### Given information
┌────────

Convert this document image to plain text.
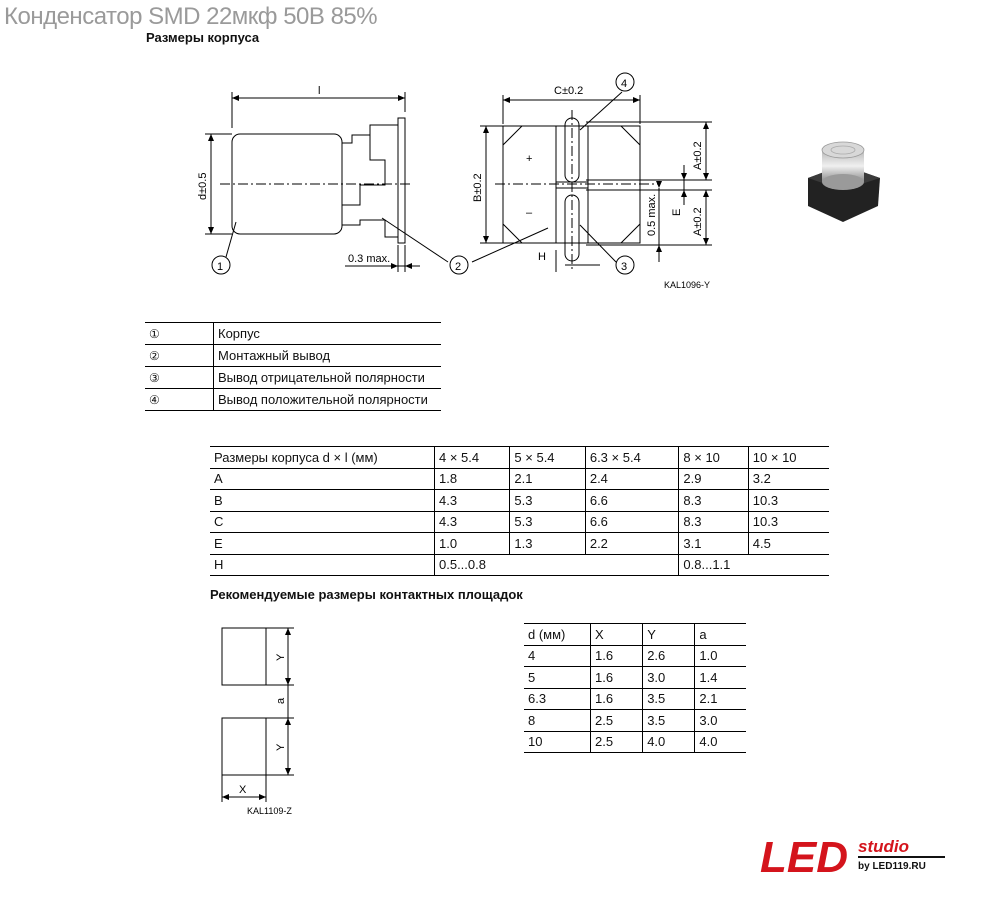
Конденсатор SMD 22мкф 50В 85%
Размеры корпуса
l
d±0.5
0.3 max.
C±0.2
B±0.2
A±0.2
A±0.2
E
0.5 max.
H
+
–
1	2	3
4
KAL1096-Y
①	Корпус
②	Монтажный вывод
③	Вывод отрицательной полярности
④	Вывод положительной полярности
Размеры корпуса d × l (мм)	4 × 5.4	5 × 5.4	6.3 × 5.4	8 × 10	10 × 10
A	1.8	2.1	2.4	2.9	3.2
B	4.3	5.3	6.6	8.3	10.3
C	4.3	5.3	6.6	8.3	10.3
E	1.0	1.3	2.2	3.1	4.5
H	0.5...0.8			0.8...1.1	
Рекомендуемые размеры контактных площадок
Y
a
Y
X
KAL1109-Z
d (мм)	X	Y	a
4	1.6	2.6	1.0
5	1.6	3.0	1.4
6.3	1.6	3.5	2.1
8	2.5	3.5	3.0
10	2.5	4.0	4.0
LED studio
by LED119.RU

└────────
┌────────

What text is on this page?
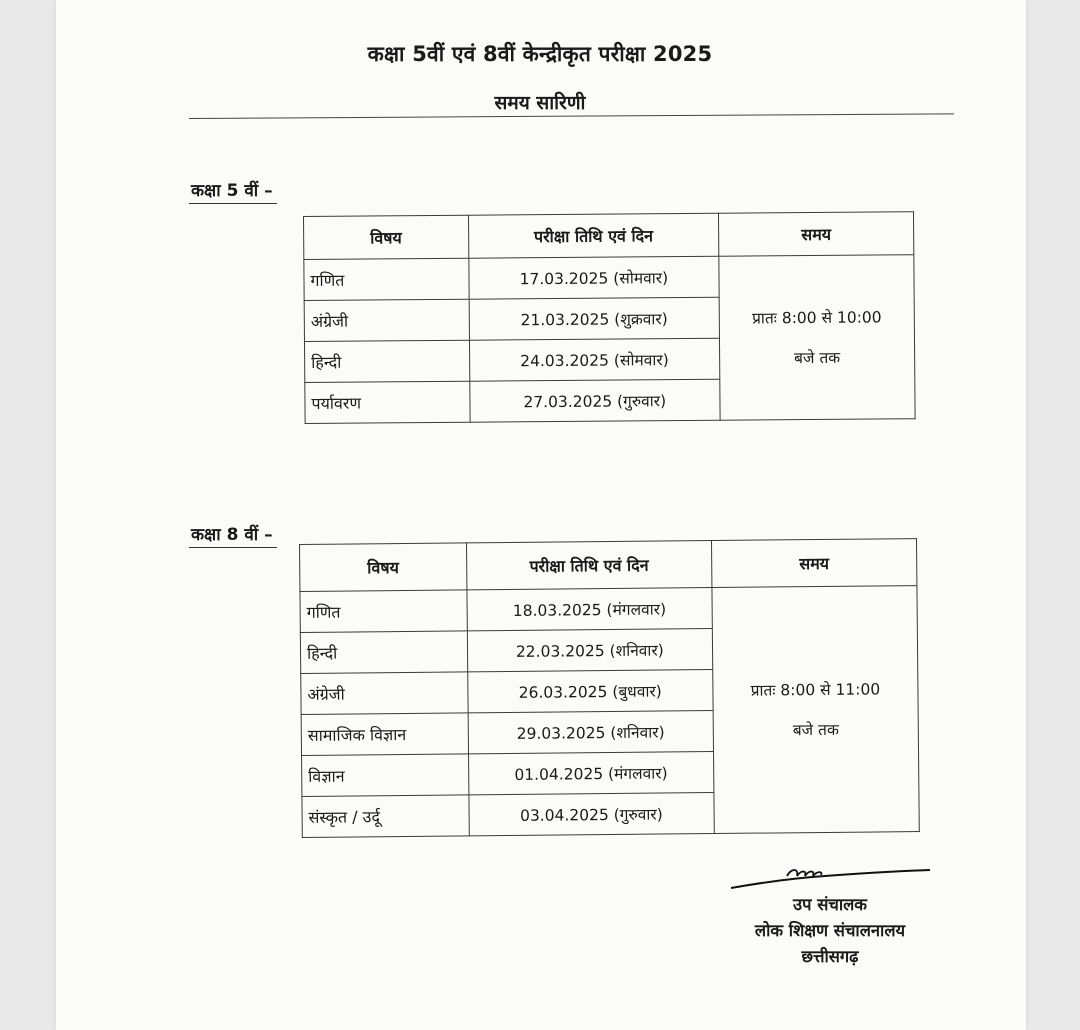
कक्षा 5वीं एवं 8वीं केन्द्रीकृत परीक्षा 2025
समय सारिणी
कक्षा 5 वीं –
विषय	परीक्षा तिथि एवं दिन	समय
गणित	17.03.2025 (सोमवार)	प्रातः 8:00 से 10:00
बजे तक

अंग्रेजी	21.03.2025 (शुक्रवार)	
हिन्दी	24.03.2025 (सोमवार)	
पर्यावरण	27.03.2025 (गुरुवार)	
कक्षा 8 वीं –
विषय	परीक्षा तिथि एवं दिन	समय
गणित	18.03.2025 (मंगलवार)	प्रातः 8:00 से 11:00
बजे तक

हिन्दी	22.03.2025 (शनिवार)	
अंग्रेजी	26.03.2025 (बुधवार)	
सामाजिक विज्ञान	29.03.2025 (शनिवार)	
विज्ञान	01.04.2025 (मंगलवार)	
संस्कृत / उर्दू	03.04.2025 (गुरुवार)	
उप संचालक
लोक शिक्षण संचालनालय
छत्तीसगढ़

└────────

### Instructions to follow
Give only the number of lines in the records that contain the string "this".

### Response
2